Excerpt from a dataset:
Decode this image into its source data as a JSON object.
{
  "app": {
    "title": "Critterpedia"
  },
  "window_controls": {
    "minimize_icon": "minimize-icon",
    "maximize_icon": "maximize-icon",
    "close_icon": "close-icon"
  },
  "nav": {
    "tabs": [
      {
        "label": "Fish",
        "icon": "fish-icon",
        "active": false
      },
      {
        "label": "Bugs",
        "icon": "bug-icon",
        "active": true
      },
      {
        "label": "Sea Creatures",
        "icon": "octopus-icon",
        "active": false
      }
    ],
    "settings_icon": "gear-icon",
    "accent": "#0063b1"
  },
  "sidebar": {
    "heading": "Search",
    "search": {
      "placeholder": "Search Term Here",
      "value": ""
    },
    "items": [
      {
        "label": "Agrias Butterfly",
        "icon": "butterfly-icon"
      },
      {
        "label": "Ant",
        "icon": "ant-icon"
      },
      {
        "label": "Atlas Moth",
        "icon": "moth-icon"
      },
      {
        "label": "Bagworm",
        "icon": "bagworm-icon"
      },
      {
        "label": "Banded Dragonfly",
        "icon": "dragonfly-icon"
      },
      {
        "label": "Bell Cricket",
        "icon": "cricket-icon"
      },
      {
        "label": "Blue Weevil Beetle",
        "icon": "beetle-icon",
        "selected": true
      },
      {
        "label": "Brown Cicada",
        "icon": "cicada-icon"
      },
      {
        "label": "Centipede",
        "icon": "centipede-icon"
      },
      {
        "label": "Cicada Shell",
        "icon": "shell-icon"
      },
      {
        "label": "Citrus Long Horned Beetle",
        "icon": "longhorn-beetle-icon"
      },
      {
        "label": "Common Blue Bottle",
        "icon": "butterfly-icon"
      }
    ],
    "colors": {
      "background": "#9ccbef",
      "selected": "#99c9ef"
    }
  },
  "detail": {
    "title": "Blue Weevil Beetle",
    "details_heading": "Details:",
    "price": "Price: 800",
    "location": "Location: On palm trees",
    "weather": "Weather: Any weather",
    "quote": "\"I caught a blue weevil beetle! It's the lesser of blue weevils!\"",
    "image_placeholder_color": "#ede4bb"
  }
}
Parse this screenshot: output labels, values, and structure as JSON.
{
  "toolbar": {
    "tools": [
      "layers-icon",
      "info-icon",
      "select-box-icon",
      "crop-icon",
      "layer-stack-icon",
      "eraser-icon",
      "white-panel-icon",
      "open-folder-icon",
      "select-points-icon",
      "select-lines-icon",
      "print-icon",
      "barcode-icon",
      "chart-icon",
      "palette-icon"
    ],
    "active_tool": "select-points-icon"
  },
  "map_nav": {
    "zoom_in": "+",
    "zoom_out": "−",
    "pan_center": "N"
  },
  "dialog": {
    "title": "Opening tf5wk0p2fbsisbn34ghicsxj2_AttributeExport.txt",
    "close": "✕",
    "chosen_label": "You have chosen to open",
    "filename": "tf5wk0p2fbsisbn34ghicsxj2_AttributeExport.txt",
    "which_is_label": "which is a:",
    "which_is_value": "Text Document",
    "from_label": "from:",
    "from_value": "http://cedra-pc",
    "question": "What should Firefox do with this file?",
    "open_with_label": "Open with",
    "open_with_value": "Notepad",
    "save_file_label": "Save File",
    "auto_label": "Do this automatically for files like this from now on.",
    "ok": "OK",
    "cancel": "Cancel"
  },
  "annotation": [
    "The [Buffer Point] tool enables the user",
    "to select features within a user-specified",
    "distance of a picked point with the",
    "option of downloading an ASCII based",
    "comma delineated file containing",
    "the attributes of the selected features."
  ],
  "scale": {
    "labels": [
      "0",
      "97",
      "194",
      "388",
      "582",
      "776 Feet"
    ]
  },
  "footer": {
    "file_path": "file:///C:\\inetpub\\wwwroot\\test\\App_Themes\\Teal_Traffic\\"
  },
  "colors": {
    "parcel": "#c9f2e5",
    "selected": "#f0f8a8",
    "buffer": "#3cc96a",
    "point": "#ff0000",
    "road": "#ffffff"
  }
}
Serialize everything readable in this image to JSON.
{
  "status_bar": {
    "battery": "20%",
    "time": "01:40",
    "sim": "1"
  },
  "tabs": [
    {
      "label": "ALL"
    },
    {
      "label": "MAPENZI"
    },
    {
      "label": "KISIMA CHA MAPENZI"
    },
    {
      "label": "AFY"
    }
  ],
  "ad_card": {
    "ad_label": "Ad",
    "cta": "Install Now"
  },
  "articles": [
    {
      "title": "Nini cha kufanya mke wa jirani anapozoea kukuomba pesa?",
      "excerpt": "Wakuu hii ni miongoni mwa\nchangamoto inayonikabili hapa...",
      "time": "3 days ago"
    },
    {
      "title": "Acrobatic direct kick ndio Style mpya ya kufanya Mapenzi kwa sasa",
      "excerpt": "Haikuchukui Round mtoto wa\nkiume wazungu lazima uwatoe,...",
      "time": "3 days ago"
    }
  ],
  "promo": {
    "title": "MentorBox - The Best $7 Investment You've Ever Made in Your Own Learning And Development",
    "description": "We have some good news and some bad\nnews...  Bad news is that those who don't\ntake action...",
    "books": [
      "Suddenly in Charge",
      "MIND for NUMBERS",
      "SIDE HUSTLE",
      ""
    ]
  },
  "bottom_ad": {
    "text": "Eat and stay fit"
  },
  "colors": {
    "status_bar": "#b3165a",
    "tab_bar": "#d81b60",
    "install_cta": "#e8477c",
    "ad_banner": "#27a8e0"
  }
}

- [CHALLENGE]
Look through the entries above and list every line containing "this".

- [ANSWER TO THE TASK]
Decode this image into its source data as a JSON object.
Parse this screenshot: output labels, values, and structure as JSON.
    "question": "What should Firefox do with this file?",
    "auto_label": "Do this automatically for files like this from now on.",
Serialize everything readable in this image to JSON.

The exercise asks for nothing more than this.